Il Comune di Omissis rientra, infatti, nell’ambito di applicazione del Piano Territoriale Paesistico isolano, approvato con d. m. dell’8.2.1999 (cfr. art. 1 del d. l. n. 312 del 1985, conv. in l. n. 431/1985), come in sentenza non si è mancato di rammentare, con la specificazione ulteriore che dal preambolo della ordinanza di demolizione impugnata in primo grado si precisa che i manufatti si trovano entro un’area dichiarata di notevole interesse pubblico, ai sensi della l. n. 1497 del 1939, con d. m. del 9.9.1952 (cfr. anche il d. m. 23.5.1958).
Ciò implica che anche per tale ragione si imponeva comunque la previa acquisizione dell’autorizzazione paesaggistica – atto autonomo e presupposto rispetto ai titoli legittimanti l’intervento urbanistico-edilizio – in mancanza della quale l’applicazione della sanzione demolitoria era doverosa.
L’art. 27, comma 2, del d.P.R. n. 380 del 2001 attribuisce infatti all’amministrazione comunale un generale potere di vigilanza e controllo su tutta l’attività urbanistica ed edilizia, imponendo l’adozione di provvedimenti di demolizione anche in presenza di opere realizzate in zone vincolate in assenza dei relativi titoli abilitativi, al fine di ripristinare la legalità violata dall’intervento edilizio non autorizzato.

COMPLETA QUANTO SEGUE:
a) Elenca tutti i decreti ministeriali (d. m.) citati nel brano sul vincolo paesaggistico, indicando per ciascuno la data.
b) Nel brano sul vincolo paesaggistico, quale disposizione del d.P.R. n. 380 del 2001 attribuisce all'amministrazione comunale il potere di vigilanza e controllo sull'attività urbanistica ed edilizia?
c) Prosegui il brano sulla demolizione delle opere edilizie in zona vincolata, partendo subito dopo la sua ultima frase.

MATERIALE FORNITO:

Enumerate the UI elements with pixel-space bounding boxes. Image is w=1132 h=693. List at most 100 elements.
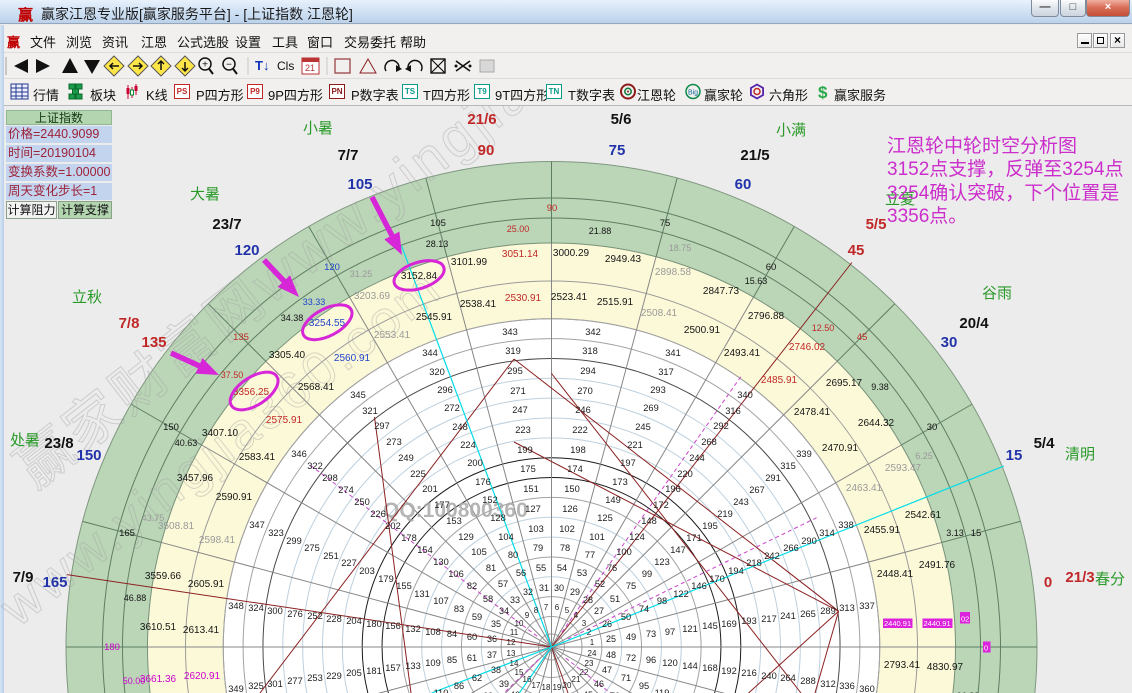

RISPOSTE AI QUESITI:
a)
- d. m. dell'8.2.1999
- d. m. del 9.9.1952
- d. m. 23.5.1958

b) L'art. 27, comma 2.

c)
Bene dunque la sentenza impugnata ha dapprima osservato che la consistenza delle nuove opere realizzate, comportanti una significazione trasformazione dell’esistente, per effetto degli incrementi di volume e di superficie che ne sono conseguiti, e l’assenza di un vincolo, oggettivo e comprovato, di strumentalità funzionale ad altra “res”, escludono l’accoglibilità della tesi con la quale “parte ricorrente rivendica la natura meramente pertinenziale del manufatto in contestazione”, “tanto più che vengono qui in rilievo non già autonome strutture ma ampliamenti che fanno corpo con il fabbricato preesistente”; e ha quindi rilevato che “gli interventi edilizi sanzionati sono idonei a dare vita a opere edilizie del tutto nuove cui si correlano incrementi di superficie e di volume con conseguente, significativa trasformazione dell’esistente e alterazione dell’originario stato dei luoghi, di tal che si imponeva il previo rilascio, oltre che dell’autorizzazione paesistica, giacché l’intervento ricade in zona assoggettata a vincolo paesaggistico, anche del permesso di costruire; e ha rimarcato che l’autorizzazione paesistica va acquisita in via preventiva ed è “titolo autonomo non conseguibile a sanatoria” e ciò sulla base del combinato disposto di cui agli articoli 146 e 167, commi 4 e 5, del t. u. n. 42 del 2004, il quale ultimo esclude sanatorie per interventi che abbiano determinato la creazione di superfici utili o volumi”.
Non pare superfluo aggiungere che non assume rilievo, ai fini di una verifica critica in ordine alla legittimità e alla correttezza sia dell’ordinanza di demolizione e sia delle statuizioni pronunciate dal Tar al riguardo, il profilo, sul quale l’appellante insiste, deducendo anche il vizio di sproporzione tra natura degli abusi e misura repressiva adottata, inerente alla modesta entità delle opere abusive.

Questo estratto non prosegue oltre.